STATED PROBLEM>
Tally the lines that hold the word "bring" and reply with that figure only.
***** ITEMS *****
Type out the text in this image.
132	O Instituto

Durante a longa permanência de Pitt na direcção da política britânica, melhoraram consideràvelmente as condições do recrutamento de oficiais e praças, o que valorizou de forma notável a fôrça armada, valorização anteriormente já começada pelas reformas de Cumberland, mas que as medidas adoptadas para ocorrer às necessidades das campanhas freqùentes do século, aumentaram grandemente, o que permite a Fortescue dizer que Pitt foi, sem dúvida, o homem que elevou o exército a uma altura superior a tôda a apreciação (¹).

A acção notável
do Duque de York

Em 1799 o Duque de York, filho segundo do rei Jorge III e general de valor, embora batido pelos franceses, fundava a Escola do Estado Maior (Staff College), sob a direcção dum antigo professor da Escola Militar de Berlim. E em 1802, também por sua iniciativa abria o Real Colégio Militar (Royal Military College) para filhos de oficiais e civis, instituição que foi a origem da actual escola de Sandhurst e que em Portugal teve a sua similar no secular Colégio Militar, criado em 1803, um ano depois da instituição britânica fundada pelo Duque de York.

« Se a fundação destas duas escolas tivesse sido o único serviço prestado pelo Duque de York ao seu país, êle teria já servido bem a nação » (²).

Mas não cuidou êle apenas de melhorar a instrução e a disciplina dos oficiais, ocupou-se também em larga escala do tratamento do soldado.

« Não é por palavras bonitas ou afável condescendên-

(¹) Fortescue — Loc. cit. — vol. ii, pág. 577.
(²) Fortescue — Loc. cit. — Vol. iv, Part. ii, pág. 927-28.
*****
***** ITEMS *****
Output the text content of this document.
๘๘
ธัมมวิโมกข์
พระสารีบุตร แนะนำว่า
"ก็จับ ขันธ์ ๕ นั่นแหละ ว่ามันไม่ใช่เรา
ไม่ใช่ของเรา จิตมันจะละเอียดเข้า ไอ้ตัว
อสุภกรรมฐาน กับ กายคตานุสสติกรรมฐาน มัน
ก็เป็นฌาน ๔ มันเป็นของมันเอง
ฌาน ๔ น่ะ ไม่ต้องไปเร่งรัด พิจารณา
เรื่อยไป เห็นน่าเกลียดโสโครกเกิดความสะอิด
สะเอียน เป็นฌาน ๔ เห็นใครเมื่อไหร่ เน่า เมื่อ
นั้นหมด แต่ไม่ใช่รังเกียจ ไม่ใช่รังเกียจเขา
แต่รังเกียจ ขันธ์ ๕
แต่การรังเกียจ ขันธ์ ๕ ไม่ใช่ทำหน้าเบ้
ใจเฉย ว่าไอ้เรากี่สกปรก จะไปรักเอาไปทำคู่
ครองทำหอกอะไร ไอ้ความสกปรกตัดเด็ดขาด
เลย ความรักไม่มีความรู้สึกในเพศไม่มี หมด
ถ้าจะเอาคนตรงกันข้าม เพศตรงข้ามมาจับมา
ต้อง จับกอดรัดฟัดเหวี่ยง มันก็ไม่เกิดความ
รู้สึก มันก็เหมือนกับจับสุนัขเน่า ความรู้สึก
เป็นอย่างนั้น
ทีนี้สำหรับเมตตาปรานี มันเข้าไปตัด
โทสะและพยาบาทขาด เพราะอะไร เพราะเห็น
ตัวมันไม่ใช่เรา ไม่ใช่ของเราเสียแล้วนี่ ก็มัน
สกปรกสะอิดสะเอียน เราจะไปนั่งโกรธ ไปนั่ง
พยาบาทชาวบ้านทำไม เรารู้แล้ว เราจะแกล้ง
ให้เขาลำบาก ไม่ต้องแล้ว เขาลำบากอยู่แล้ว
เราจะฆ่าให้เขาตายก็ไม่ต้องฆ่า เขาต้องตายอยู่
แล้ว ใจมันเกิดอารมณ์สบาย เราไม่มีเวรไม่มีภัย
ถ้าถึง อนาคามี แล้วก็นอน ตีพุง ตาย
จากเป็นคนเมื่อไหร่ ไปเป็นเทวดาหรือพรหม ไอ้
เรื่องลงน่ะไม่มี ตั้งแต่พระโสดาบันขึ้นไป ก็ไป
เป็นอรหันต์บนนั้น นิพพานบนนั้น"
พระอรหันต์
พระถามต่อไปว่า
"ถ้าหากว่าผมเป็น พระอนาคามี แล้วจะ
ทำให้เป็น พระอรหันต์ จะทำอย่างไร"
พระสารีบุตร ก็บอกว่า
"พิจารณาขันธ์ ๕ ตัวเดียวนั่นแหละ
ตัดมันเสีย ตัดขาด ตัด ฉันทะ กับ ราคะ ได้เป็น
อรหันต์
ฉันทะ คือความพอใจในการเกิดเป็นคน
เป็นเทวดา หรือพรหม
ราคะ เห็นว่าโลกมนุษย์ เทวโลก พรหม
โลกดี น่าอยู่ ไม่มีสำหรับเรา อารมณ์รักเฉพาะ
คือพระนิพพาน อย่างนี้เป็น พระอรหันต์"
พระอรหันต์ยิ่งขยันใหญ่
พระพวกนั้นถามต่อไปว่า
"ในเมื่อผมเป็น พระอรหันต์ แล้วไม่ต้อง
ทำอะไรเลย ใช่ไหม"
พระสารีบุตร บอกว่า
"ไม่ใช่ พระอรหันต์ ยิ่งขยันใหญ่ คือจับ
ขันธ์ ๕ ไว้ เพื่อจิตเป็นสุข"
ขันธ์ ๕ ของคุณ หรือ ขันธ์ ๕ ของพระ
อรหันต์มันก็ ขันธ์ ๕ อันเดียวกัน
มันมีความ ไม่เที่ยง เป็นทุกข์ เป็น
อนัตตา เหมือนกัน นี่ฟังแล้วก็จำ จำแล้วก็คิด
*****
***** ITEMS *****
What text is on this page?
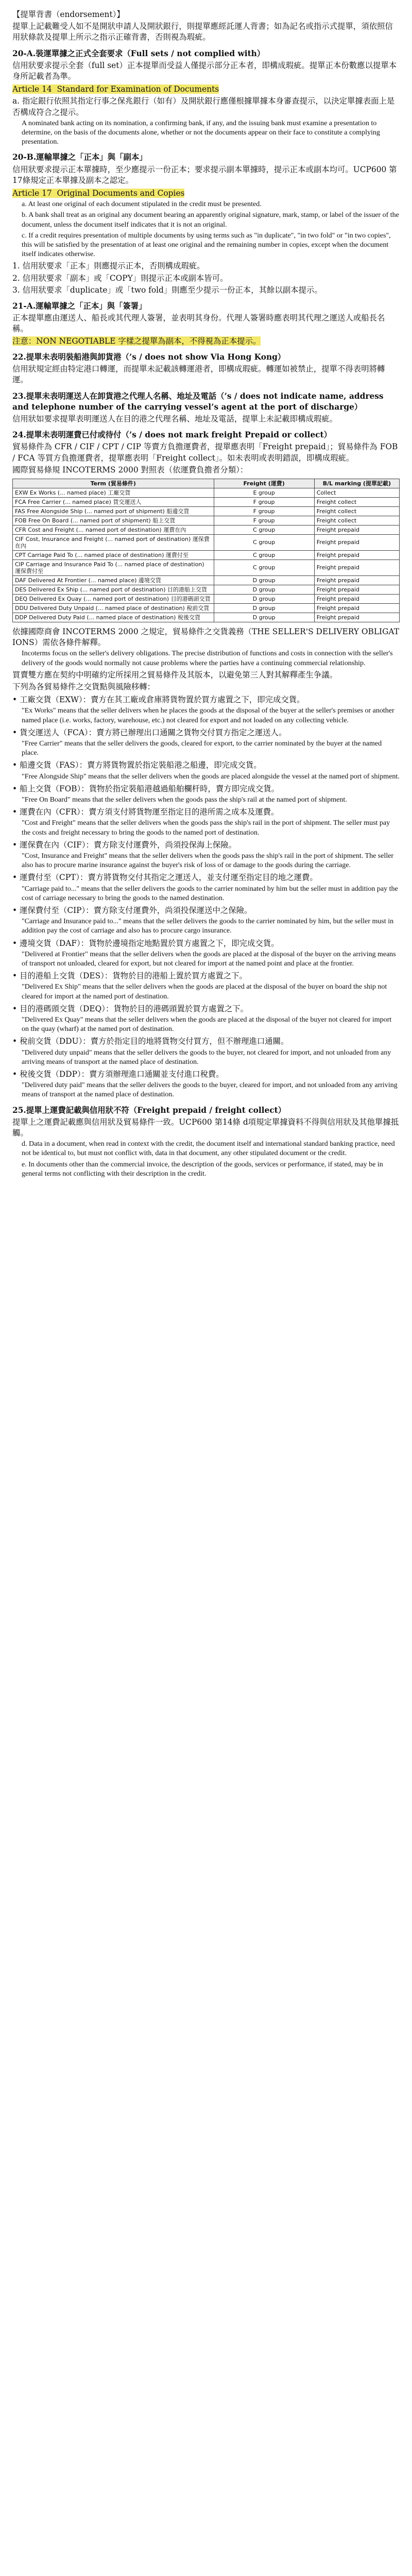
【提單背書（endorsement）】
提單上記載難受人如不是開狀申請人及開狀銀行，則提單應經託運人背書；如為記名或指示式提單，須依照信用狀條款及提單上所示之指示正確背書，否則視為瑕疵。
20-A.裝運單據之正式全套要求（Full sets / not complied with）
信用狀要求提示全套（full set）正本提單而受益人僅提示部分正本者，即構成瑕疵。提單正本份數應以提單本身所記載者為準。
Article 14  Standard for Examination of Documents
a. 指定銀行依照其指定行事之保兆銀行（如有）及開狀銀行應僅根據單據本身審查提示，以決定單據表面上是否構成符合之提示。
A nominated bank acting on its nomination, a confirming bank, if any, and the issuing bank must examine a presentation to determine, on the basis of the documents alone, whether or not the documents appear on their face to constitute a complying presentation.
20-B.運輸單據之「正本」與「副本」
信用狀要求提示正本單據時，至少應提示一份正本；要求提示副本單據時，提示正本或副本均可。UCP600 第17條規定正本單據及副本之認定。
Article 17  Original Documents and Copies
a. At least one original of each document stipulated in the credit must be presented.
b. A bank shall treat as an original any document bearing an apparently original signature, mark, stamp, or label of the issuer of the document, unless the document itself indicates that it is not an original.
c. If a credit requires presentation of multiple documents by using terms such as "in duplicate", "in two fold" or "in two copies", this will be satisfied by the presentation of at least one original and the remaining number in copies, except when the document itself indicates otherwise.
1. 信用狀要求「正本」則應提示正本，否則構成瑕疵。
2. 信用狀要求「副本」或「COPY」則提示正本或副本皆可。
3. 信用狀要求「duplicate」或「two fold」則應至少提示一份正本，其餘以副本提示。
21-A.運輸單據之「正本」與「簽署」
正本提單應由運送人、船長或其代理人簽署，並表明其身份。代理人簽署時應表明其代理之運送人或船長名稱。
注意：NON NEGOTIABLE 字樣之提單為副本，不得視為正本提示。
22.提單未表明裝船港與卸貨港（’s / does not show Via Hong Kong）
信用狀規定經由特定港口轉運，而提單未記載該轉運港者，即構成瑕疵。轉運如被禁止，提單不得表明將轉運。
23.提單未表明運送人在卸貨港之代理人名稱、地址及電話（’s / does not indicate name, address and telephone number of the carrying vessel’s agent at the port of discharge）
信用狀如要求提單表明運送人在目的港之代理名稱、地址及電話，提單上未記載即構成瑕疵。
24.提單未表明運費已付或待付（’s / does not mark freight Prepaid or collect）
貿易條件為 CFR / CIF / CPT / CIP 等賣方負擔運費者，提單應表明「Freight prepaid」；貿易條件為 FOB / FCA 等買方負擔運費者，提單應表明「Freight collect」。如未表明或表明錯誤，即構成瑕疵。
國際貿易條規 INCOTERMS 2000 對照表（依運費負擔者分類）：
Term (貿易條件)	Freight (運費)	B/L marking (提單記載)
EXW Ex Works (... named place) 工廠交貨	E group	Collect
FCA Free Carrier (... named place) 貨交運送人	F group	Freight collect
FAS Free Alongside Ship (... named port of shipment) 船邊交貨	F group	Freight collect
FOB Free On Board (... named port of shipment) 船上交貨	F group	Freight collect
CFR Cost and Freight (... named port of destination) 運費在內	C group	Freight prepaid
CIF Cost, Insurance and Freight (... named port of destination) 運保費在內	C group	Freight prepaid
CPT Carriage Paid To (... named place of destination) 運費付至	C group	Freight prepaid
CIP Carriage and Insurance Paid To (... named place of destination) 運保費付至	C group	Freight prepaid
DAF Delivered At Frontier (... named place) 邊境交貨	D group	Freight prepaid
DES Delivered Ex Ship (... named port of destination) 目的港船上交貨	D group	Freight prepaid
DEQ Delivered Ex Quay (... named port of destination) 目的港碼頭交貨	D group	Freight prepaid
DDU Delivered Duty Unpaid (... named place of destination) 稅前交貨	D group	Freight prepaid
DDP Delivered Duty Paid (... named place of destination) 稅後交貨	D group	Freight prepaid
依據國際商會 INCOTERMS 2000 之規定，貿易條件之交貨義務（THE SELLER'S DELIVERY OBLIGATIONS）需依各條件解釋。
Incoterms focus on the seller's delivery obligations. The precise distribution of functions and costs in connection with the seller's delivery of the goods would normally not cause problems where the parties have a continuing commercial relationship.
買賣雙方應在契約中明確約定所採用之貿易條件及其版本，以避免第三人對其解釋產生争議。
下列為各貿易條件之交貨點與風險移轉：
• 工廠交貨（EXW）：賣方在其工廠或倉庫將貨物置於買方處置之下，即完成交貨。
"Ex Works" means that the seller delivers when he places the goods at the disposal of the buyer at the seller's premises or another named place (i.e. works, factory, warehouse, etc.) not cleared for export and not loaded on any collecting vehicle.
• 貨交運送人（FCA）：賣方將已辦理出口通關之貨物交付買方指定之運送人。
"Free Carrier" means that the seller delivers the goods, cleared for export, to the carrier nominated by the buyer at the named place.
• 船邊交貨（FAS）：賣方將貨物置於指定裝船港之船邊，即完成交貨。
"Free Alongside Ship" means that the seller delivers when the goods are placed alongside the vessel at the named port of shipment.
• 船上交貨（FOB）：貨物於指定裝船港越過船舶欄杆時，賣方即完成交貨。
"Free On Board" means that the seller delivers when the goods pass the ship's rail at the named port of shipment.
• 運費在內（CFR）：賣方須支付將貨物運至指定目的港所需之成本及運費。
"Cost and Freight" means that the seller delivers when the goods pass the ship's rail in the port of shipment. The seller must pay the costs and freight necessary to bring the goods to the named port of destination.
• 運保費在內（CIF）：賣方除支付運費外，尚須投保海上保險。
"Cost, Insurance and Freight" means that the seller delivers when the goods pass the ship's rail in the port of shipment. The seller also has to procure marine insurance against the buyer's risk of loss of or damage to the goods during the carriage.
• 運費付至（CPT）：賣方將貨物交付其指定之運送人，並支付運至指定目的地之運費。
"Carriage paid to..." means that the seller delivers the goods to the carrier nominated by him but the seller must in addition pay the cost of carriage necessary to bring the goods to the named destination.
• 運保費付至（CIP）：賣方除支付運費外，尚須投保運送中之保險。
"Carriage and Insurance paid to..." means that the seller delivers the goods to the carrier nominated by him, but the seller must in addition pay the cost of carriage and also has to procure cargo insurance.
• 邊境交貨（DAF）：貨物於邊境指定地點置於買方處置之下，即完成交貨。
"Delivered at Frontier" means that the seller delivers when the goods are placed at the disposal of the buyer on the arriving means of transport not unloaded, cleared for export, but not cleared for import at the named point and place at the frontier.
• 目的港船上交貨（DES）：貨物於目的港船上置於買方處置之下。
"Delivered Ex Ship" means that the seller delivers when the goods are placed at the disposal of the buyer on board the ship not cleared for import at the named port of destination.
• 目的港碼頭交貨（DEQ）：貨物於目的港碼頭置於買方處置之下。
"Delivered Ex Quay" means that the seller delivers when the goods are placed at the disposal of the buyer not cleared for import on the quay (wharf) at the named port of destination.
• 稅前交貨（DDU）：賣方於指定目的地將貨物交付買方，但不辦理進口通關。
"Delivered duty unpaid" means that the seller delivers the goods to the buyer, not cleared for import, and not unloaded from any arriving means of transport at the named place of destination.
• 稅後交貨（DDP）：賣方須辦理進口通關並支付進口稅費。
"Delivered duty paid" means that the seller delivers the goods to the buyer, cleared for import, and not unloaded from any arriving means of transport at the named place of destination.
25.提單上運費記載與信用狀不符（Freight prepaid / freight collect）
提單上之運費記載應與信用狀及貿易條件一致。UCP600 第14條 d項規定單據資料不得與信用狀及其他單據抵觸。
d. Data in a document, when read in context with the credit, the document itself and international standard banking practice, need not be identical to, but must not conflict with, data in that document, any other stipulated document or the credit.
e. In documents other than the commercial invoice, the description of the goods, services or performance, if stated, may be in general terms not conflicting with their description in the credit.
*****
CORRECT OUTPUT>
2